What the exercise asks> Check every line of the entries below for "infectious", and copy the lines that have it.

Data extracted from a collection

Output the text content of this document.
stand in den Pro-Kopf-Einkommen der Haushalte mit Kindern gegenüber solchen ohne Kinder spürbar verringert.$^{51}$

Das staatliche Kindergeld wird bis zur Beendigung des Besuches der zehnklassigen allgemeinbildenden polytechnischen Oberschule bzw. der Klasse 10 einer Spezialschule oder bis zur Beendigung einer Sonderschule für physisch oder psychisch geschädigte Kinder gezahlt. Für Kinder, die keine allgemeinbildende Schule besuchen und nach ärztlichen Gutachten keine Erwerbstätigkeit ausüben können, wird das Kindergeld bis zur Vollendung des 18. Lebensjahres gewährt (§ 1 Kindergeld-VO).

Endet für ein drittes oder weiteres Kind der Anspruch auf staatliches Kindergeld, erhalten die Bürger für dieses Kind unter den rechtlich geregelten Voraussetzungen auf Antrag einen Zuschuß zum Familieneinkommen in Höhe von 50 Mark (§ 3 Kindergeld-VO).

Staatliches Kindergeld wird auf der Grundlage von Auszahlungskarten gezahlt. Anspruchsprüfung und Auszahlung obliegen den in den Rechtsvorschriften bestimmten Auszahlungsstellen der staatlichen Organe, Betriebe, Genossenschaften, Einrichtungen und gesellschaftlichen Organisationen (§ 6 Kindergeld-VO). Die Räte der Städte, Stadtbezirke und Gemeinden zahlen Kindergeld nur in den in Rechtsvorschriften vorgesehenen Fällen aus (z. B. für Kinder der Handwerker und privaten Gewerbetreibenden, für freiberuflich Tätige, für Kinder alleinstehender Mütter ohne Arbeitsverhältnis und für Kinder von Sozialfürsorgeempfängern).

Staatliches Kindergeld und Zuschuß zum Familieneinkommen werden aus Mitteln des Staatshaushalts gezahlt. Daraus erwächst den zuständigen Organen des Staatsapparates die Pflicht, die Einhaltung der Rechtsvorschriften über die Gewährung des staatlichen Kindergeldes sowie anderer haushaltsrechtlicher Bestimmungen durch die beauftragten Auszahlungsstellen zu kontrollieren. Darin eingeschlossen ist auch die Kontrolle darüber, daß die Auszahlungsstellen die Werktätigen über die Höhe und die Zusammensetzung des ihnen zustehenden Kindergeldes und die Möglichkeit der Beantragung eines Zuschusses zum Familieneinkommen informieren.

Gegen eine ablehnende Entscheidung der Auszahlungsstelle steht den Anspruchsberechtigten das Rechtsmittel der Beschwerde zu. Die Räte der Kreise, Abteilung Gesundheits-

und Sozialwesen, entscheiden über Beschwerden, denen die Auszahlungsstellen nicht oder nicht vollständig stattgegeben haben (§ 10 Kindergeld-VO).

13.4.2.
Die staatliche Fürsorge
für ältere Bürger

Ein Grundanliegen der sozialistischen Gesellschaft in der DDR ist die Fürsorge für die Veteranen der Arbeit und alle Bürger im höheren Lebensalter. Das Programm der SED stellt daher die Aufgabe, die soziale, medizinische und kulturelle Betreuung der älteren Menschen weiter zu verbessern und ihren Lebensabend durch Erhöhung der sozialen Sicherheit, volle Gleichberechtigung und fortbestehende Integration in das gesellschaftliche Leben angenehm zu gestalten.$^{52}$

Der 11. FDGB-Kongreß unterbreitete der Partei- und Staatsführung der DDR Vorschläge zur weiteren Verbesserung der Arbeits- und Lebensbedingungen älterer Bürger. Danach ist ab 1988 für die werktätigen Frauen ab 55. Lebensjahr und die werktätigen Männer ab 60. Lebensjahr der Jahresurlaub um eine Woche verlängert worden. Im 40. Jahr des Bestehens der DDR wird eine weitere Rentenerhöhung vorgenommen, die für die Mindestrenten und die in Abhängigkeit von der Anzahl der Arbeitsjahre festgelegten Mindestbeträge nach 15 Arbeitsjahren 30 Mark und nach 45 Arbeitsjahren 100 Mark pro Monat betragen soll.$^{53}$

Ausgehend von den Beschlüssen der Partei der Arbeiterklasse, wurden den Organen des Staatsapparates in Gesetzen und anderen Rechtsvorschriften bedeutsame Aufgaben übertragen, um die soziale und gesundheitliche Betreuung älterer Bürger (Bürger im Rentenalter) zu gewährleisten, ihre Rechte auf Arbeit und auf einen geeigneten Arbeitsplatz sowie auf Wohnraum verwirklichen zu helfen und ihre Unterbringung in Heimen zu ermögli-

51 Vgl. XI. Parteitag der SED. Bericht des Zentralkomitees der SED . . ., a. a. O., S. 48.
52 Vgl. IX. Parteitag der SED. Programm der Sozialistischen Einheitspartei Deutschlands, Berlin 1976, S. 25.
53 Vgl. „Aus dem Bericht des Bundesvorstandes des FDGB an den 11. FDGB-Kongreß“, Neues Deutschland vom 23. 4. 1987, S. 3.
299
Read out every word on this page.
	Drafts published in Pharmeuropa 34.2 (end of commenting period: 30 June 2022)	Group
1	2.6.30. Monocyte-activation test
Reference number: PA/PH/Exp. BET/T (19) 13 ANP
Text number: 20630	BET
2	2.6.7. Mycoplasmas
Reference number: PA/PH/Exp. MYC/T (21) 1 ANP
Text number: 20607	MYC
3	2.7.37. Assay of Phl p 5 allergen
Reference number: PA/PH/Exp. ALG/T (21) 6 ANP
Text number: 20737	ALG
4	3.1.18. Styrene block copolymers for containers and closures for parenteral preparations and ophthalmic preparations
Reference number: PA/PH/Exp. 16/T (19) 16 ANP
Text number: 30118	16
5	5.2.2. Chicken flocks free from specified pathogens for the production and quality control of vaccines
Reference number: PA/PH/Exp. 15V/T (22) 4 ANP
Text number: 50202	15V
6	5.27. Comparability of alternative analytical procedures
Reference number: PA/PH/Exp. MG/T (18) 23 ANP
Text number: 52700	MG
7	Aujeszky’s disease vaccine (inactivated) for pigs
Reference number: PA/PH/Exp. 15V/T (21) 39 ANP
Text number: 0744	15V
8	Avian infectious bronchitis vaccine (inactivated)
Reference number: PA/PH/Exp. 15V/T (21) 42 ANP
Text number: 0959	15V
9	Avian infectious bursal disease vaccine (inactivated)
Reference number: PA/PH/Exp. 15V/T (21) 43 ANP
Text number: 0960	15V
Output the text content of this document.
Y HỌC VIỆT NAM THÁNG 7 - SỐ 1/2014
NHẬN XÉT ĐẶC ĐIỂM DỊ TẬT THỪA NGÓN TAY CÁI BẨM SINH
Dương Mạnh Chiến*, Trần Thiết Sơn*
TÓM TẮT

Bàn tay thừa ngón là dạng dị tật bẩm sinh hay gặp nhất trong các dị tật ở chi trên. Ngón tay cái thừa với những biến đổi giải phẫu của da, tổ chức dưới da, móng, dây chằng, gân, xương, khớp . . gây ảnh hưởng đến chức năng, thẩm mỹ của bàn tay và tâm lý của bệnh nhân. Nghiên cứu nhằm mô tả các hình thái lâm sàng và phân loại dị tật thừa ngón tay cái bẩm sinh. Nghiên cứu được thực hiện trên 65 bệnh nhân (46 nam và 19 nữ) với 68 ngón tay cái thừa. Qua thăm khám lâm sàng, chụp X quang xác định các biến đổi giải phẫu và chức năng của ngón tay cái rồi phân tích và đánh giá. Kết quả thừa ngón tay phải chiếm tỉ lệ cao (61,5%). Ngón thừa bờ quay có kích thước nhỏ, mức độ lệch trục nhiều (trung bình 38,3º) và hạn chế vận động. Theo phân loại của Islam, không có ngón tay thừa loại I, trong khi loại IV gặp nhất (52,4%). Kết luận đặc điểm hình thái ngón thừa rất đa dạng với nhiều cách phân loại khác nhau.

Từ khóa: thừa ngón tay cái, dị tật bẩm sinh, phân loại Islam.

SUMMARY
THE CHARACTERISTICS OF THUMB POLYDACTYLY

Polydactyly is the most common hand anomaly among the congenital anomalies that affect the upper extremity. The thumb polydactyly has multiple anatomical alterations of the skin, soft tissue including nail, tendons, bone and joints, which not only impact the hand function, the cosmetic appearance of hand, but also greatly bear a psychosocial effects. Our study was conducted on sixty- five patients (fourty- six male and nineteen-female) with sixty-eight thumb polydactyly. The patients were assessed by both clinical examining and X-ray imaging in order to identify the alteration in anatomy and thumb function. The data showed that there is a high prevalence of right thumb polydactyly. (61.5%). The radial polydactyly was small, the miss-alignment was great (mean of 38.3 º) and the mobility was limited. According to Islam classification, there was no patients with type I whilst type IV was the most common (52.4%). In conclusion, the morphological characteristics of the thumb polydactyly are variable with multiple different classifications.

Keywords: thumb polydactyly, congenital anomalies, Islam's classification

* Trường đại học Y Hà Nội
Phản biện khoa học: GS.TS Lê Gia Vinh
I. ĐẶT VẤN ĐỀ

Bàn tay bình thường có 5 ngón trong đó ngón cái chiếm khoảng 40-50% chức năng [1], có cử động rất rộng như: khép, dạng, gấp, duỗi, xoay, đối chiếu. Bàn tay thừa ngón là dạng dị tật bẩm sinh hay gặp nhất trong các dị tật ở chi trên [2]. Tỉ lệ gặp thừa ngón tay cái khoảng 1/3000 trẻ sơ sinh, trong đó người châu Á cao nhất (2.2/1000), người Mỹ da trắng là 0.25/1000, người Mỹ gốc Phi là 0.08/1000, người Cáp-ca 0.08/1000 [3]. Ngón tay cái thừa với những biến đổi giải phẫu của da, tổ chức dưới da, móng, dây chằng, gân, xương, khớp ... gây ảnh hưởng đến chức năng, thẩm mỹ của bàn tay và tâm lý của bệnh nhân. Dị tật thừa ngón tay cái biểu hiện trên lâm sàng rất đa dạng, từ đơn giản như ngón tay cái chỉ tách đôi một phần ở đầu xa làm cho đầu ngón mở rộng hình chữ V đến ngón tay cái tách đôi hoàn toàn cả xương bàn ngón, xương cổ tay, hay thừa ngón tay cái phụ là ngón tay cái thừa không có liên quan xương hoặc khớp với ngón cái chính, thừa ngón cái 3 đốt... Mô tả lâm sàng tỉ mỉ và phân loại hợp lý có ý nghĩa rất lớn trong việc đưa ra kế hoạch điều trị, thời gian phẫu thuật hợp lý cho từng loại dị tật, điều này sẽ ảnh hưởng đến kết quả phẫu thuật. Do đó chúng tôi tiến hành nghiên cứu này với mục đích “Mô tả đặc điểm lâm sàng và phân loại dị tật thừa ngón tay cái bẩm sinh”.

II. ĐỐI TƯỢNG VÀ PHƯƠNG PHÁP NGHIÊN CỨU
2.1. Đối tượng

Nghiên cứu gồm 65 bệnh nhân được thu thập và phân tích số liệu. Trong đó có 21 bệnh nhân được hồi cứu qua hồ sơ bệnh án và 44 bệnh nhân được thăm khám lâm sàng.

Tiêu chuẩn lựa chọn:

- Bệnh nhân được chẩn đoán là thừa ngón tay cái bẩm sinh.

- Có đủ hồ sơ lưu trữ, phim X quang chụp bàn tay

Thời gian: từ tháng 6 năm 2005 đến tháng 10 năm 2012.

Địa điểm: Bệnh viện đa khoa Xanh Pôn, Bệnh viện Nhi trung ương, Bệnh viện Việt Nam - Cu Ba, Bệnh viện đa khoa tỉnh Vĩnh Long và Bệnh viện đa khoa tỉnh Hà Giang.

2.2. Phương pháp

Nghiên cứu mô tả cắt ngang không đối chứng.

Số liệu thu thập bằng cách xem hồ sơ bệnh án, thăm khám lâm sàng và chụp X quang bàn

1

Exercise result>
8	Avian infectious bronchitis vaccine (inactivated)
9	Avian infectious bursal disease vaccine (inactivated)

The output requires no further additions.